• **DIRECTIONS FOR THIS TASK**: Make an exact copy of the records, with the images left out.
[start of RECORDS TO USE]
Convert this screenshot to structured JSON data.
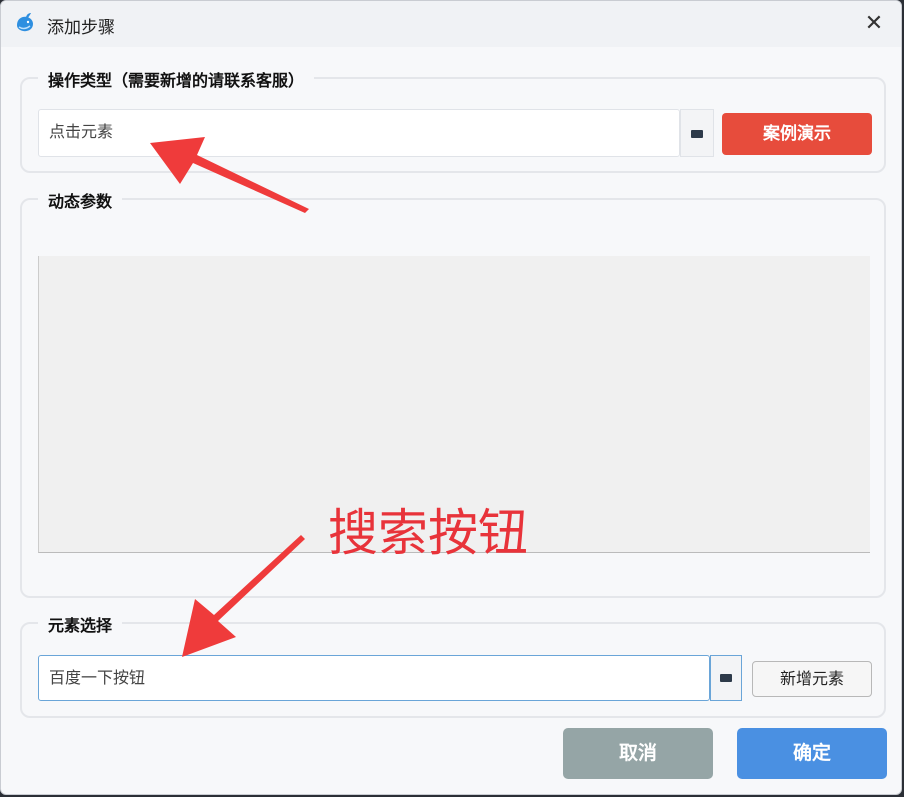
{
  "window": {
    "title": "添加步骤",
    "close_glyph": "✕"
  },
  "operation_type": {
    "legend": "操作类型（需要新增的请联系客服）",
    "value": "点击元素",
    "demo_button": "案例演示"
  },
  "dynamic_params": {
    "legend": "动态参数"
  },
  "element_select": {
    "legend": "元素选择",
    "value": "百度一下按钮",
    "add_button": "新增元素"
  },
  "footer": {
    "cancel": "取消",
    "confirm": "确定"
  },
  "annotation": {
    "text": "搜索按钮",
    "color": "#e8333a"
  },
  "colors": {
    "demo": "#e74c3c",
    "cancel": "#95a5a6",
    "confirm": "#4a90e2"
  },
  "icons": [
    "app-logo-icon",
    "close-icon",
    "dropdown-icon"
  ]
}
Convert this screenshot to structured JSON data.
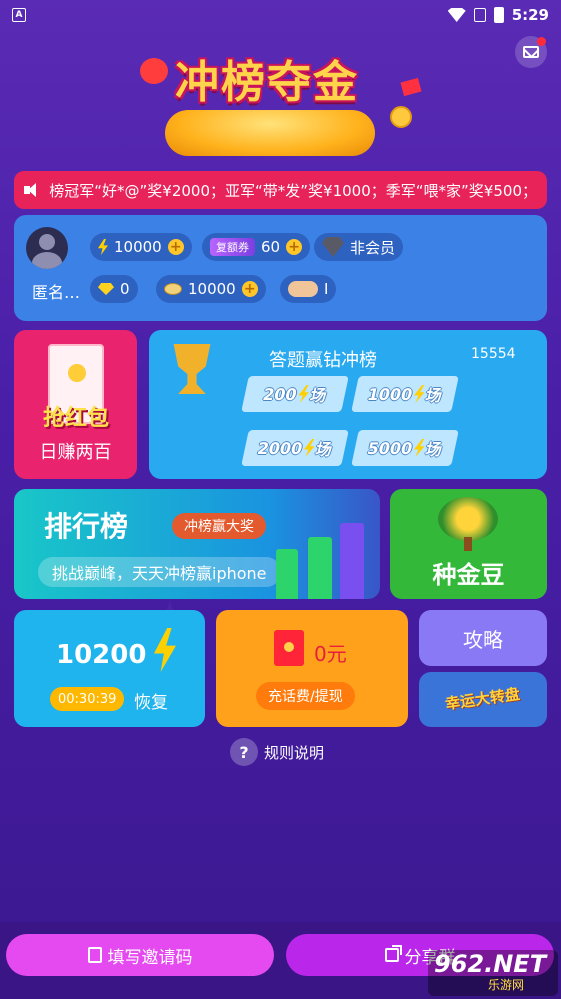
{
  "status_bar": {
    "time": "5:29",
    "app_icon": "A"
  },
  "header": {
    "title": "冲榜夺金",
    "mail_icon": "mail-icon"
  },
  "ticker": {
    "text": "榜冠军“好*@”奖¥2000；亚军“带*发”奖¥1000；季军“喂*家”奖¥500；"
  },
  "user": {
    "name": "匿名…",
    "energy": "10000",
    "ticket_label": "复额券",
    "tickets": "60",
    "member": "非会员",
    "diamonds": "0",
    "beans": "10000",
    "handshake_value": "I"
  },
  "tiles": {
    "red_packet": {
      "badge": "抢红包",
      "caption": "日赚两百"
    },
    "quiz": {
      "title": "答题赢钻冲榜",
      "count": "15554",
      "options": [
        {
          "amount": "200",
          "unit": "场"
        },
        {
          "amount": "1000",
          "unit": "场"
        },
        {
          "amount": "2000",
          "unit": "场"
        },
        {
          "amount": "5000",
          "unit": "场"
        }
      ]
    },
    "rank": {
      "title": "排行榜",
      "tag": "冲榜赢大奖",
      "subtitle": "挑战巅峰，天天冲榜赢iphone"
    },
    "bean": {
      "caption": "种金豆"
    },
    "energy": {
      "value": "10200",
      "timer": "00:30:39",
      "recover": "恢复"
    },
    "cash": {
      "amount": "0元",
      "button": "充话费/提现"
    },
    "guide": {
      "label": "攻略"
    },
    "lucky": {
      "label": "幸运大转盘"
    }
  },
  "rules": {
    "label": "规则说明",
    "icon": "?"
  },
  "bottom": {
    "invite_label": "填写邀请码",
    "share_label": "分享群"
  },
  "watermark": {
    "top": "962.NET",
    "bottom": "乐游网"
  },
  "colors": {
    "background": "#4a1fa8",
    "ticker": "#e8235a",
    "user_card": "#3c82e6",
    "quiz": "#29aaf0",
    "red_tile": "#e9236d",
    "bean_tile": "#34b83a",
    "cash_tile": "#ffa11a",
    "guide_tile": "#8a79f5"
  }
}
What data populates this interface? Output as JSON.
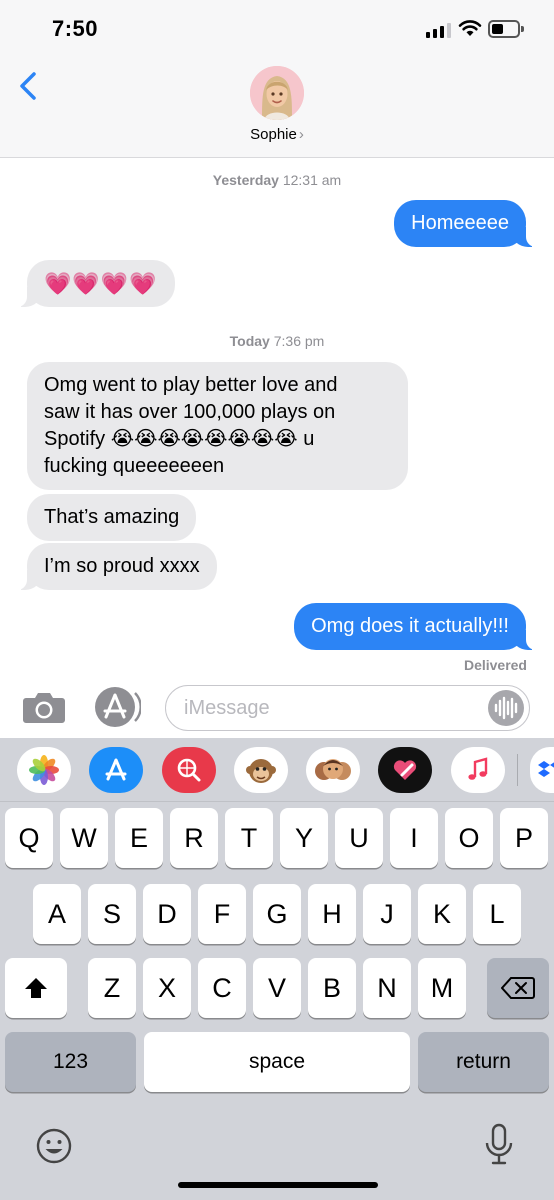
{
  "status": {
    "time": "7:50"
  },
  "header": {
    "contact_name": "Sophie",
    "chevron": "›"
  },
  "conversation": {
    "groups": [
      {
        "day": "Yesterday",
        "time": "12:31 am"
      },
      {
        "day": "Today",
        "time": "7:36 pm"
      }
    ],
    "messages": [
      {
        "direction": "outgoing",
        "text": "Homeeeee"
      },
      {
        "direction": "incoming",
        "text": "💗💗💗💗"
      },
      {
        "direction": "incoming",
        "lines": [
          "Omg went to play better love and",
          "saw it has over 100,000 plays on",
          "Spotify 😭😭😭😭😭😭😭😭 u",
          "fucking queeeeeeen"
        ]
      },
      {
        "direction": "incoming",
        "text": "That’s amazing"
      },
      {
        "direction": "incoming",
        "text": "I’m so proud xxxx"
      },
      {
        "direction": "outgoing",
        "text": "Omg does it actually!!!"
      }
    ],
    "delivered": "Delivered"
  },
  "input": {
    "placeholder": "iMessage"
  },
  "app_drawer": [
    "photos-icon",
    "app-store-icon",
    "web-search-icon",
    "animoji-icon",
    "memoji-stickers-icon",
    "digital-touch-icon",
    "music-icon",
    "dropbox-icon"
  ],
  "keyboard": {
    "row1": [
      "Q",
      "W",
      "E",
      "R",
      "T",
      "Y",
      "U",
      "I",
      "O",
      "P"
    ],
    "row2": [
      "A",
      "S",
      "D",
      "F",
      "G",
      "H",
      "J",
      "K",
      "L"
    ],
    "row3": [
      "Z",
      "X",
      "C",
      "V",
      "B",
      "N",
      "M"
    ],
    "numbers_label": "123",
    "space_label": "space",
    "return_label": "return"
  },
  "colors": {
    "outgoing_bubble": "#2c84f5",
    "incoming_bubble": "#e9e9eb",
    "accent": "#2c84f5"
  }
}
[end of RECORDS TO USE]
• **TASK OUTPUT**:
Convert this screenshot to structured JSON data.
{
  "window": {
    "title": "添加步骤",
    "close_glyph": "✕"
  },
  "operation_type": {
    "legend": "操作类型（需要新增的请联系客服）",
    "value": "点击元素",
    "demo_button": "案例演示"
  },
  "dynamic_params": {
    "legend": "动态参数"
  },
  "element_select": {
    "legend": "元素选择",
    "value": "百度一下按钮",
    "add_button": "新增元素"
  },
  "footer": {
    "cancel": "取消",
    "confirm": "确定"
  },
  "annotation": {
    "text": "搜索按钮",
    "color": "#e8333a"
  },
  "colors": {
    "demo": "#e74c3c",
    "cancel": "#95a5a6",
    "confirm": "#4a90e2"
  },
  "icons": [
    "app-logo-icon",
    "close-icon",
    "dropdown-icon"
  ]
}
Convert this screenshot to structured JSON data.
{
  "status_bar": {
    "time": "5:29",
    "app_icon": "A"
  },
  "header": {
    "title": "冲榜夺金",
    "mail_icon": "mail-icon"
  },
  "ticker": {
    "text": "榜冠军“好*@”奖¥2000；亚军“带*发”奖¥1000；季军“喂*家”奖¥500；"
  },
  "user": {
    "name": "匿名…",
    "energy": "10000",
    "ticket_label": "复额券",
    "tickets": "60",
    "member": "非会员",
    "diamonds": "0",
    "beans": "10000",
    "handshake_value": "I"
  },
  "tiles": {
    "red_packet": {
      "badge": "抢红包",
      "caption": "日赚两百"
    },
    "quiz": {
      "title": "答题赢钻冲榜",
      "count": "15554",
      "options": [
        {
          "amount": "200",
          "unit": "场"
        },
        {
          "amount": "1000",
          "unit": "场"
        },
        {
          "amount": "2000",
          "unit": "场"
        },
        {
          "amount": "5000",
          "unit": "场"
        }
      ]
    },
    "rank": {
      "title": "排行榜",
      "tag": "冲榜赢大奖",
      "subtitle": "挑战巅峰，天天冲榜赢iphone"
    },
    "bean": {
      "caption": "种金豆"
    },
    "energy": {
      "value": "10200",
      "timer": "00:30:39",
      "recover": "恢复"
    },
    "cash": {
      "amount": "0元",
      "button": "充话费/提现"
    },
    "guide": {
      "label": "攻略"
    },
    "lucky": {
      "label": "幸运大转盘"
    }
  },
  "rules": {
    "label": "规则说明",
    "icon": "?"
  },
  "bottom": {
    "invite_label": "填写邀请码",
    "share_label": "分享群"
  },
  "watermark": {
    "top": "962.NET",
    "bottom": "乐游网"
  },
  "colors": {
    "background": "#4a1fa8",
    "ticker": "#e8235a",
    "user_card": "#3c82e6",
    "quiz": "#29aaf0",
    "red_tile": "#e9236d",
    "bean_tile": "#34b83a",
    "cash_tile": "#ffa11a",
    "guide_tile": "#8a79f5"
  }
}
What data populates this interface? Output as JSON.
{
  "status": {
    "time": "7:50"
  },
  "header": {
    "contact_name": "Sophie",
    "chevron": "›"
  },
  "conversation": {
    "groups": [
      {
        "day": "Yesterday",
        "time": "12:31 am"
      },
      {
        "day": "Today",
        "time": "7:36 pm"
      }
    ],
    "messages": [
      {
        "direction": "outgoing",
        "text": "Homeeeee"
      },
      {
        "direction": "incoming",
        "text": "💗💗💗💗"
      },
      {
        "direction": "incoming",
        "lines": [
          "Omg went to play better love and",
          "saw it has over 100,000 plays on",
          "Spotify 😭😭😭😭😭😭😭😭 u",
          "fucking queeeeeeen"
        ]
      },
      {
        "direction": "incoming",
        "text": "That’s amazing"
      },
      {
        "direction": "incoming",
        "text": "I’m so proud xxxx"
      },
      {
        "direction": "outgoing",
        "text": "Omg does it actually!!!"
      }
    ],
    "delivered": "Delivered"
  },
  "input": {
    "placeholder": "iMessage"
  },
  "app_drawer": [
    "photos-icon",
    "app-store-icon",
    "web-search-icon",
    "animoji-icon",
    "memoji-stickers-icon",
    "digital-touch-icon",
    "music-icon",
    "dropbox-icon"
  ],
  "keyboard": {
    "row1": [
      "Q",
      "W",
      "E",
      "R",
      "T",
      "Y",
      "U",
      "I",
      "O",
      "P"
    ],
    "row2": [
      "A",
      "S",
      "D",
      "F",
      "G",
      "H",
      "J",
      "K",
      "L"
    ],
    "row3": [
      "Z",
      "X",
      "C",
      "V",
      "B",
      "N",
      "M"
    ],
    "numbers_label": "123",
    "space_label": "space",
    "return_label": "return"
  },
  "colors": {
    "outgoing_bubble": "#2c84f5",
    "incoming_bubble": "#e9e9eb",
    "accent": "#2c84f5"
  }
}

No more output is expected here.